▶ [Data provided]
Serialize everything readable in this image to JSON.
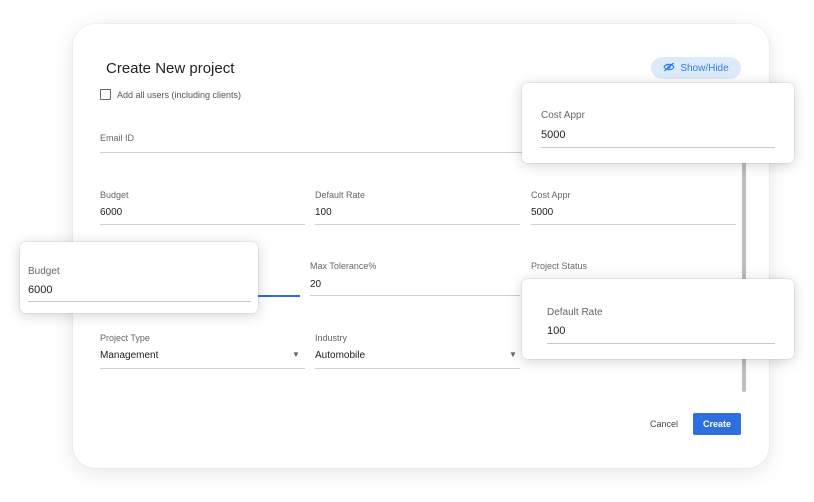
{
  "dialog": {
    "title": "Create New project",
    "show_hide_label": "Show/Hide",
    "checkbox_label": "Add all users (including clients)",
    "email": {
      "label": "Email ID",
      "value": ""
    },
    "budget": {
      "label": "Budget",
      "value": "6000"
    },
    "default_rate": {
      "label": "Default Rate",
      "value": "100"
    },
    "cost_appr": {
      "label": "Cost Appr",
      "value": "5000"
    },
    "max_tolerance": {
      "label": "Max Tolerance%",
      "value": "20"
    },
    "project_status": {
      "label": "Project Status",
      "value": ""
    },
    "project_type": {
      "label": "Project Type",
      "value": "Management"
    },
    "industry": {
      "label": "Industry",
      "value": "Automobile"
    },
    "cancel_label": "Cancel",
    "create_label": "Create"
  },
  "popups": {
    "cost_appr": {
      "label": "Cost Appr",
      "value": "5000"
    },
    "budget": {
      "label": "Budget",
      "value": "6000"
    },
    "default_rate": {
      "label": "Default Rate",
      "value": "100"
    }
  },
  "colors": {
    "accent": "#2f6ee0",
    "chip_bg": "#dcebfa"
  },
  "icons": {
    "show_hide": "eye-off-icon",
    "dropdown": "triangle-down-icon"
  }
}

▶ [Short exercise] Repeat the material exactly as it reads, without any of its pictures.

▶ [Written solution]
Serialize everything readable in this image to JSON.
{
  "dialog": {
    "title": "Create New project",
    "show_hide_label": "Show/Hide",
    "checkbox_label": "Add all users (including clients)",
    "email": {
      "label": "Email ID",
      "value": ""
    },
    "budget": {
      "label": "Budget",
      "value": "6000"
    },
    "default_rate": {
      "label": "Default Rate",
      "value": "100"
    },
    "cost_appr": {
      "label": "Cost Appr",
      "value": "5000"
    },
    "max_tolerance": {
      "label": "Max Tolerance%",
      "value": "20"
    },
    "project_status": {
      "label": "Project Status",
      "value": ""
    },
    "project_type": {
      "label": "Project Type",
      "value": "Management"
    },
    "industry": {
      "label": "Industry",
      "value": "Automobile"
    },
    "cancel_label": "Cancel",
    "create_label": "Create"
  },
  "popups": {
    "cost_appr": {
      "label": "Cost Appr",
      "value": "5000"
    },
    "budget": {
      "label": "Budget",
      "value": "6000"
    },
    "default_rate": {
      "label": "Default Rate",
      "value": "100"
    }
  },
  "colors": {
    "accent": "#2f6ee0",
    "chip_bg": "#dcebfa"
  },
  "icons": {
    "show_hide": "eye-off-icon",
    "dropdown": "triangle-down-icon"
  }
}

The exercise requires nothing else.